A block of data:
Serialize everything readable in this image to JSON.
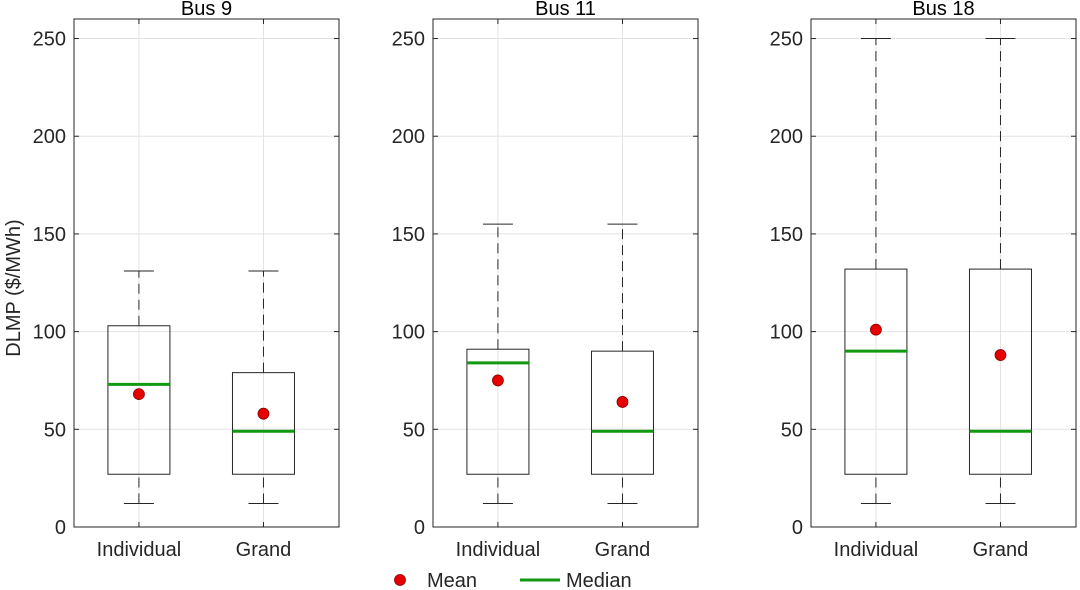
{
  "chart_data": {
    "type": "box",
    "ylabel": "DLMP ($/MWh)",
    "ylim": [
      0,
      260
    ],
    "yticks": [
      0,
      50,
      100,
      150,
      200,
      250
    ],
    "categories": [
      "Individual",
      "Grand"
    ],
    "grid": true,
    "legend": {
      "placement": "bottom-center",
      "entries": [
        {
          "label": "Mean",
          "marker": "circle",
          "color": "#e60000"
        },
        {
          "label": "Median",
          "marker": "line",
          "color": "#119911"
        }
      ]
    },
    "colors": {
      "box": "#262626",
      "whisker": "#262626",
      "grid": "#e3e3e3",
      "mean": "#e60000",
      "median": "#119911"
    },
    "panels": [
      {
        "title": "Bus 9",
        "boxes": [
          {
            "category": "Individual",
            "min": 12,
            "q1": 27,
            "median": 73,
            "q3": 103,
            "max": 131,
            "mean": 68
          },
          {
            "category": "Grand",
            "min": 12,
            "q1": 27,
            "median": 49,
            "q3": 79,
            "max": 131,
            "mean": 58
          }
        ]
      },
      {
        "title": "Bus 11",
        "boxes": [
          {
            "category": "Individual",
            "min": 12,
            "q1": 27,
            "median": 84,
            "q3": 91,
            "max": 155,
            "mean": 75
          },
          {
            "category": "Grand",
            "min": 12,
            "q1": 27,
            "median": 49,
            "q3": 90,
            "max": 155,
            "mean": 64
          }
        ]
      },
      {
        "title": "Bus 18",
        "boxes": [
          {
            "category": "Individual",
            "min": 12,
            "q1": 27,
            "median": 90,
            "q3": 132,
            "max": 250,
            "mean": 101
          },
          {
            "category": "Grand",
            "min": 12,
            "q1": 27,
            "median": 49,
            "q3": 132,
            "max": 250,
            "mean": 88
          }
        ]
      }
    ]
  }
}
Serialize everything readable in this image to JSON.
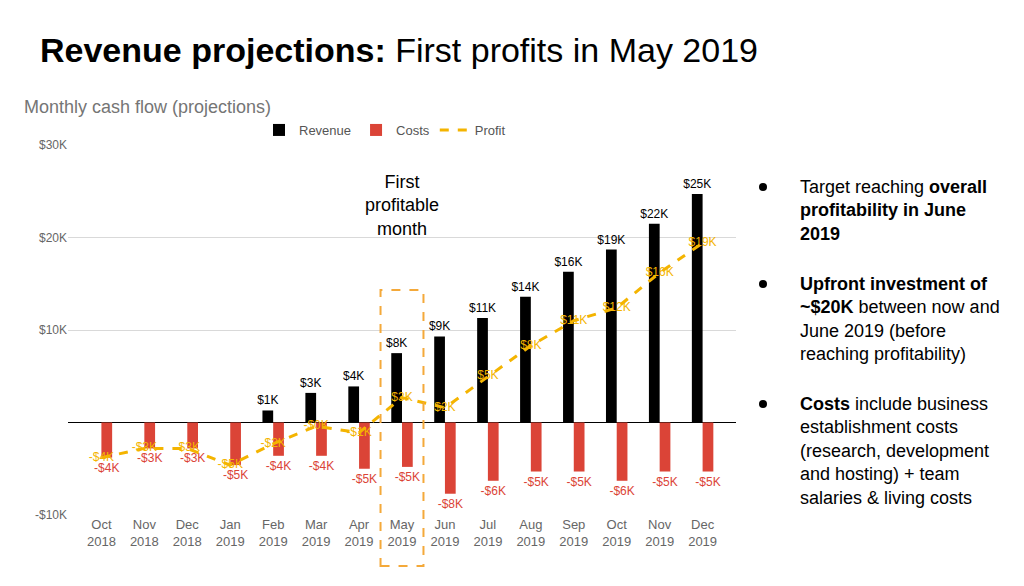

=== Work required ===
Make an exact copy of the data, leaving its pictures out.

=== Solved problem ===
Serialize everything readable in this image to JSON.
{
  "chart_data": {
    "type": "box",
    "ylabel": "DLMP ($/MWh)",
    "ylim": [
      0,
      260
    ],
    "yticks": [
      0,
      50,
      100,
      150,
      200,
      250
    ],
    "categories": [
      "Individual",
      "Grand"
    ],
    "grid": true,
    "legend": {
      "placement": "bottom-center",
      "entries": [
        {
          "label": "Mean",
          "marker": "circle",
          "color": "#e60000"
        },
        {
          "label": "Median",
          "marker": "line",
          "color": "#119911"
        }
      ]
    },
    "colors": {
      "box": "#262626",
      "whisker": "#262626",
      "grid": "#e3e3e3",
      "mean": "#e60000",
      "median": "#119911"
    },
    "panels": [
      {
        "title": "Bus 9",
        "boxes": [
          {
            "category": "Individual",
            "min": 12,
            "q1": 27,
            "median": 73,
            "q3": 103,
            "max": 131,
            "mean": 68
          },
          {
            "category": "Grand",
            "min": 12,
            "q1": 27,
            "median": 49,
            "q3": 79,
            "max": 131,
            "mean": 58
          }
        ]
      },
      {
        "title": "Bus 11",
        "boxes": [
          {
            "category": "Individual",
            "min": 12,
            "q1": 27,
            "median": 84,
            "q3": 91,
            "max": 155,
            "mean": 75
          },
          {
            "category": "Grand",
            "min": 12,
            "q1": 27,
            "median": 49,
            "q3": 90,
            "max": 155,
            "mean": 64
          }
        ]
      },
      {
        "title": "Bus 18",
        "boxes": [
          {
            "category": "Individual",
            "min": 12,
            "q1": 27,
            "median": 90,
            "q3": 132,
            "max": 250,
            "mean": 101
          },
          {
            "category": "Grand",
            "min": 12,
            "q1": 27,
            "median": 49,
            "q3": 132,
            "max": 250,
            "mean": 88
          }
        ]
      }
    ]
  }
}
Serialize everything readable in this image to JSON.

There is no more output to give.